[Data entries]
◇ ◇ ◇ ◇ ◇
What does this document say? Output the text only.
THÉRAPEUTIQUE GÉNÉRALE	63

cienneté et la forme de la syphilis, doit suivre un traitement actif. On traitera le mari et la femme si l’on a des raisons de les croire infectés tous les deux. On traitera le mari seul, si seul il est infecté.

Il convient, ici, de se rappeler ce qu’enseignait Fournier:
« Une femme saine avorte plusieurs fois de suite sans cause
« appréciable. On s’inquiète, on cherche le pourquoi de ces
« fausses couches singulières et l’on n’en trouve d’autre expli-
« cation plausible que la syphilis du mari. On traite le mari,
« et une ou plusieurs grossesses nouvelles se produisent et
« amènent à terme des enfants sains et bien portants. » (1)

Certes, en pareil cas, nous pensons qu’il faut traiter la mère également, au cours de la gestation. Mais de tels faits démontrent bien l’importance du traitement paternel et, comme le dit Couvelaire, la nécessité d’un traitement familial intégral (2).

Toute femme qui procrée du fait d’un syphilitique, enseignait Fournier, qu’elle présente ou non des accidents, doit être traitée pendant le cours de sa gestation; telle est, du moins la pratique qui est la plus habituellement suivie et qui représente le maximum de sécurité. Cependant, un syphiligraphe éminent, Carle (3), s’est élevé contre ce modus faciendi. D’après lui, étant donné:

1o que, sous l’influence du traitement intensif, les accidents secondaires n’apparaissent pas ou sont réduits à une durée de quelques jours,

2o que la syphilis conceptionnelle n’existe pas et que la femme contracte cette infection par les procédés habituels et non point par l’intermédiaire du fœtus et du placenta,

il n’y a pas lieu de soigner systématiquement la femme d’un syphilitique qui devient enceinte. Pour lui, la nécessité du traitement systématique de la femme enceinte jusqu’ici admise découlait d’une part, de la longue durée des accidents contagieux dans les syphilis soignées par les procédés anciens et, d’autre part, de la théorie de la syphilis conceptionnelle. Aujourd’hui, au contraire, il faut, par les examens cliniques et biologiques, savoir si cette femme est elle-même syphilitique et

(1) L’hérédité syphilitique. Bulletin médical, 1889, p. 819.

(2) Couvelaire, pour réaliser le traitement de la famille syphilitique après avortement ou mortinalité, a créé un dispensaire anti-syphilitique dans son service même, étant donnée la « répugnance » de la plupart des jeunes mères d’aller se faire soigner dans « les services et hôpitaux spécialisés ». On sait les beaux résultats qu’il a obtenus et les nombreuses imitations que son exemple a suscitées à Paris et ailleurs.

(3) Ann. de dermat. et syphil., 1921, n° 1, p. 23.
◇ ◇ ◇ ◇ ◇
• [Prompt] Please set down each line of the records exactly as given.

• [The reply]
What does this document say? Output the text only.
THÉRAPEUTIQUE GÉNÉRALE	63

cienneté et la forme de la syphilis, doit suivre un traitement actif. On traitera le mari et la femme si l’on a des raisons de les croire infectés tous les deux. On traitera le mari seul, si seul il est infecté.

Il convient, ici, de se rappeler ce qu’enseignait Fournier:
« Une femme saine avorte plusieurs fois de suite sans cause
« appréciable. On s’inquiète, on cherche le pourquoi de ces
« fausses couches singulières et l’on n’en trouve d’autre expli-
« cation plausible que la syphilis du mari. On traite le mari,
« et une ou plusieurs grossesses nouvelles se produisent et
« amènent à terme des enfants sains et bien portants. » (1)

Certes, en pareil cas, nous pensons qu’il faut traiter la mère également, au cours de la gestation. Mais de tels faits démontrent bien l’importance du traitement paternel et, comme le dit Couvelaire, la nécessité d’un traitement familial intégral (2).

Toute femme qui procrée du fait d’un syphilitique, enseignait Fournier, qu’elle présente ou non des accidents, doit être traitée pendant le cours de sa gestation; telle est, du moins la pratique qui est la plus habituellement suivie et qui représente le maximum de sécurité. Cependant, un syphiligraphe éminent, Carle (3), s’est élevé contre ce modus faciendi. D’après lui, étant donné:

1o que, sous l’influence du traitement intensif, les accidents secondaires n’apparaissent pas ou sont réduits à une durée de quelques jours,

2o que la syphilis conceptionnelle n’existe pas et que la femme contracte cette infection par les procédés habituels et non point par l’intermédiaire du fœtus et du placenta,

il n’y a pas lieu de soigner systématiquement la femme d’un syphilitique qui devient enceinte. Pour lui, la nécessité du traitement systématique de la femme enceinte jusqu’ici admise découlait d’une part, de la longue durée des accidents contagieux dans les syphilis soignées par les procédés anciens et, d’autre part, de la théorie de la syphilis conceptionnelle. Aujourd’hui, au contraire, il faut, par les examens cliniques et biologiques, savoir si cette femme est elle-même syphilitique et

(1) L’hérédité syphilitique. Bulletin médical, 1889, p. 819.

(2) Couvelaire, pour réaliser le traitement de la famille syphilitique après avortement ou mortinalité, a créé un dispensaire anti-syphilitique dans son service même, étant donnée la « répugnance » de la plupart des jeunes mères d’aller se faire soigner dans « les services et hôpitaux spécialisés ». On sait les beaux résultats qu’il a obtenus et les nombreuses imitations que son exemple a suscitées à Paris et ailleurs.

(3) Ann. de dermat. et syphil., 1921, n° 1, p. 23.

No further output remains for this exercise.